◆ WRITTEN PROBLEM:
Gather each line containing the string "follow" from these entries.

◆ DATA PROVIDED:
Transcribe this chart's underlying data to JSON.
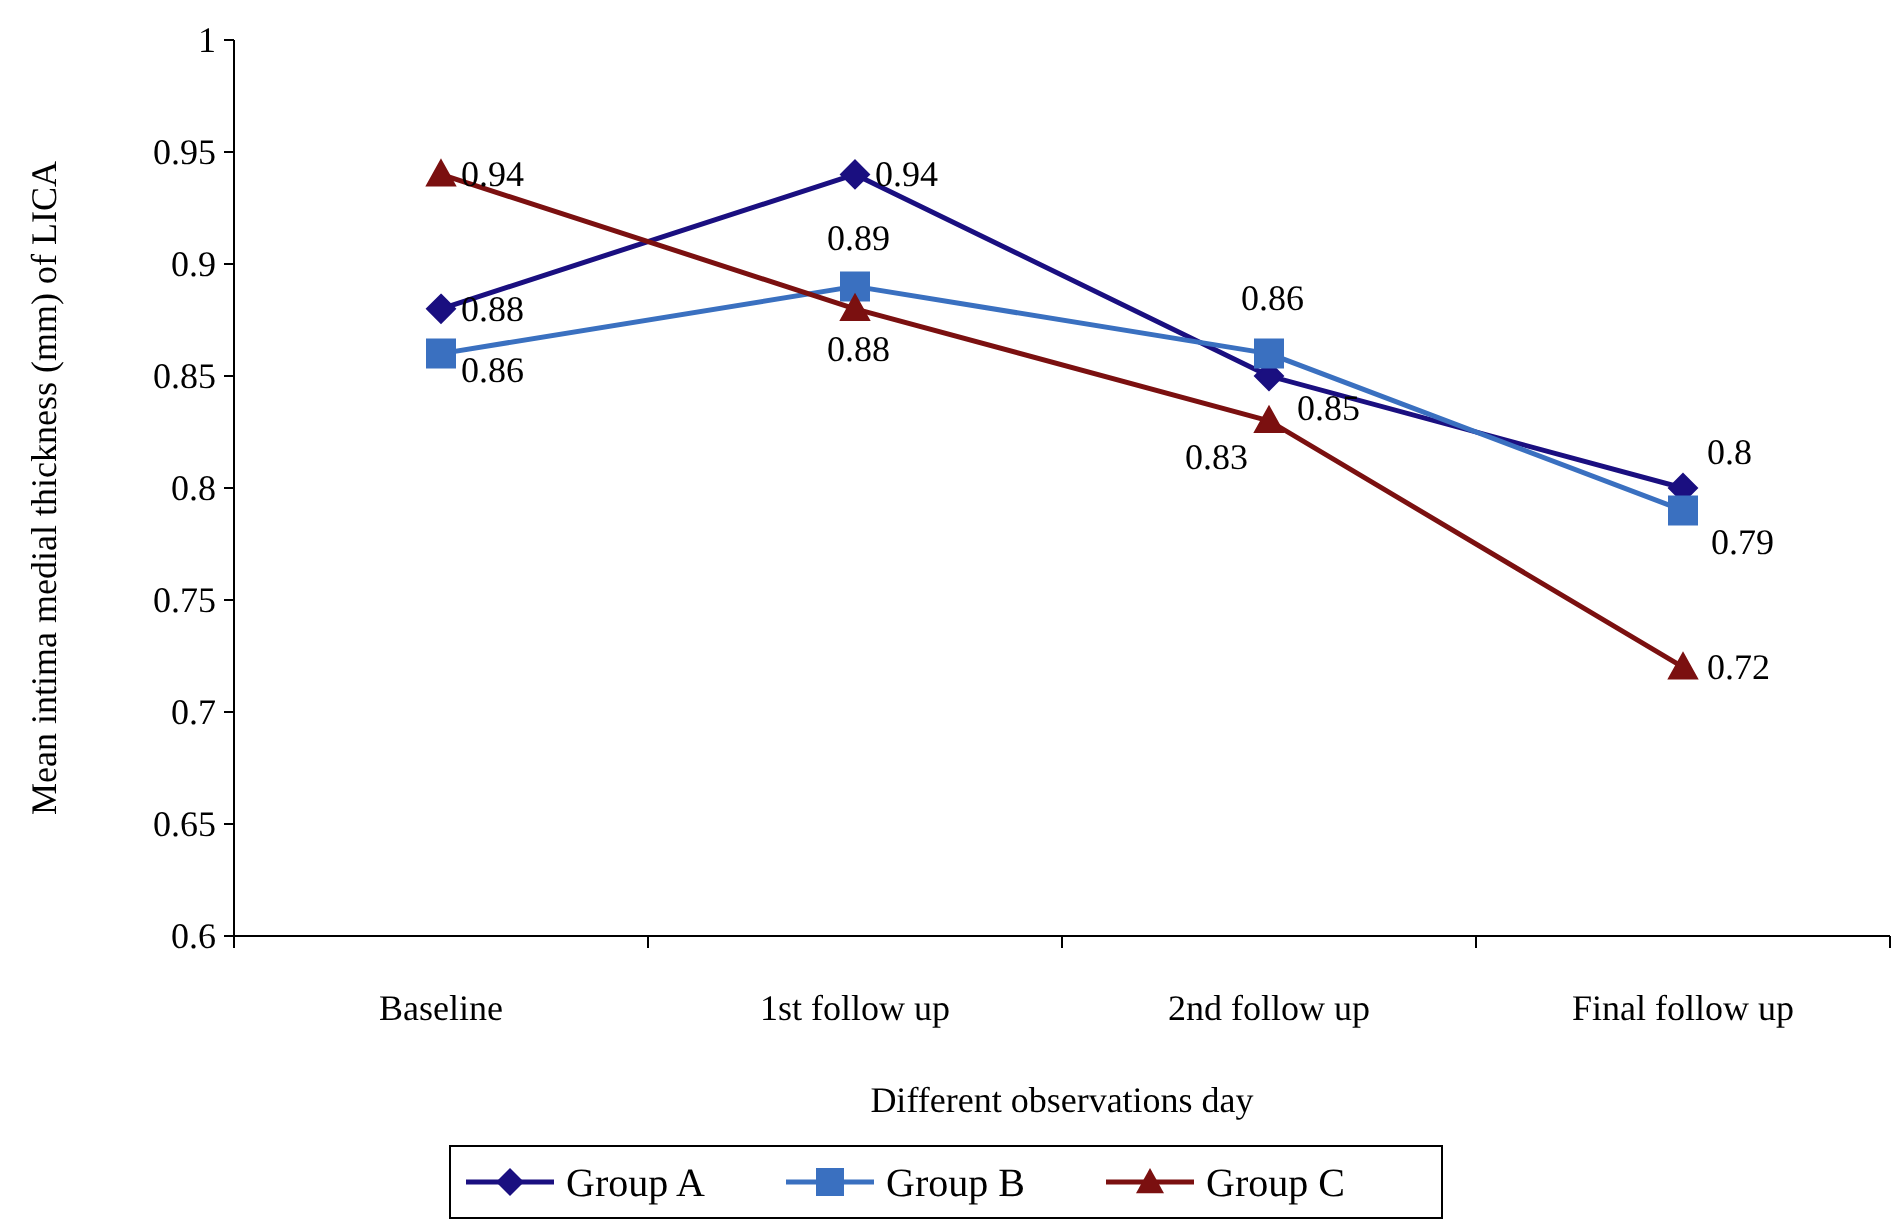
{
  "chart_data": {
    "type": "line",
    "xlabel": "Different observations day",
    "ylabel": "Mean intima medial thickness (mm) of LICA",
    "categories": [
      "Baseline",
      "1st follow up",
      "2nd follow up",
      "Final follow up"
    ],
    "series": [
      {
        "name": "Group A",
        "color": "#1a0f80",
        "marker": "diamond",
        "values": [
          0.88,
          0.94,
          0.85,
          0.8
        ]
      },
      {
        "name": "Group B",
        "color": "#3a70c0",
        "marker": "square",
        "values": [
          0.86,
          0.89,
          0.86,
          0.79
        ]
      },
      {
        "name": "Group C",
        "color": "#7b1010",
        "marker": "triangle",
        "values": [
          0.94,
          0.88,
          0.83,
          0.72
        ]
      }
    ],
    "ylim": [
      0.6,
      1
    ],
    "yticks": [
      0.6,
      0.65,
      0.7,
      0.75,
      0.8,
      0.85,
      0.9,
      0.95,
      1
    ],
    "data_labels": true,
    "legend": "bottom",
    "grid": false
  }
}
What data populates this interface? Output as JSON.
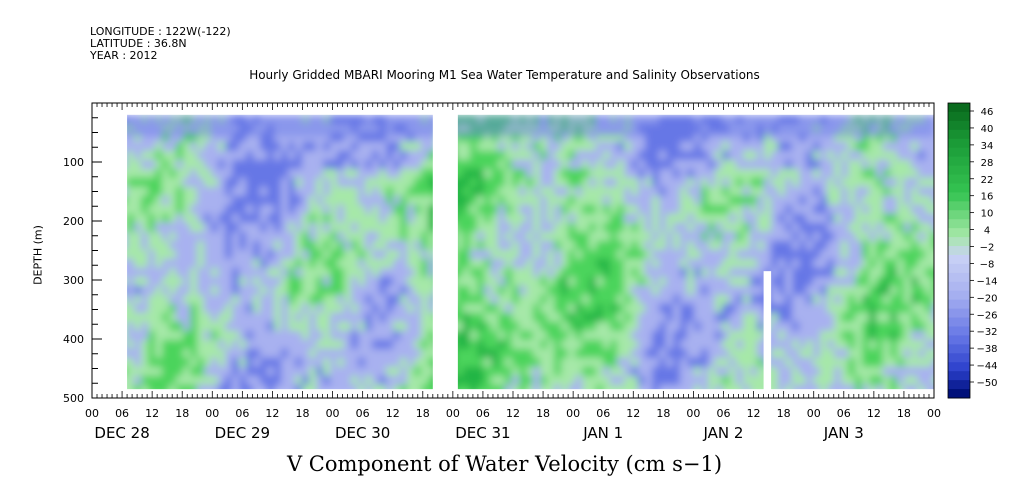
{
  "header": {
    "longitude": "LONGITUDE : 122W(-122)",
    "latitude": "LATITUDE : 36.8N",
    "year": "YEAR : 2012"
  },
  "chart_data": {
    "type": "heatmap",
    "title": "Hourly Gridded MBARI Mooring M1 Sea Water Temperature and Salinity Observations",
    "xlabel": "V Component of Water Velocity (cm s−1)",
    "ylabel": "DEPTH (m)",
    "x_range": [
      "2011-12-28T00:00",
      "2012-01-04T00:00"
    ],
    "x_hour_ticks": [
      "00",
      "06",
      "12",
      "18",
      "00",
      "06",
      "12",
      "18",
      "00",
      "06",
      "12",
      "18",
      "00",
      "06",
      "12",
      "18",
      "00",
      "06",
      "12",
      "18",
      "00",
      "06",
      "12",
      "18",
      "00",
      "06",
      "12",
      "18",
      "00"
    ],
    "x_day_labels": [
      "DEC 28",
      "DEC 29",
      "DEC 30",
      "DEC 31",
      "JAN  1",
      "JAN  2",
      "JAN  3"
    ],
    "ylim": [
      500,
      0
    ],
    "y_ticks": [
      100,
      200,
      300,
      400,
      500
    ],
    "data_depth_range": [
      20,
      485
    ],
    "colorbar": {
      "labels": [
        "46",
        "40",
        "34",
        "28",
        "22",
        "16",
        "10",
        "4",
        "-2",
        "-8",
        "-14",
        "-20",
        "-26",
        "-32",
        "-38",
        "-44",
        "-50"
      ],
      "range": [
        -50,
        49
      ]
    },
    "data_gaps": [
      {
        "from": "2011-12-28T00:00",
        "to": "2011-12-28T07:00",
        "depth_from": 0,
        "depth_to": 500
      },
      {
        "from": "2011-12-30T20:00",
        "to": "2011-12-31T01:00",
        "depth_from": 0,
        "depth_to": 500
      },
      {
        "from": "2012-01-02T14:00",
        "to": "2012-01-02T15:30",
        "depth_from": 285,
        "depth_to": 500
      }
    ],
    "grid": false
  },
  "colors": {
    "negative_strong": "#0c1e9c",
    "negative_mid": "#6677e6",
    "negative_weak": "#a8b1f0",
    "positive_weak": "#a6e8a8",
    "positive_mid": "#4bd45c",
    "positive_strong": "#0a6b1e"
  }
}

◆ EXPECTED ANSWER:
      "1st follow up",
      "2nd follow up",
      "Final follow up"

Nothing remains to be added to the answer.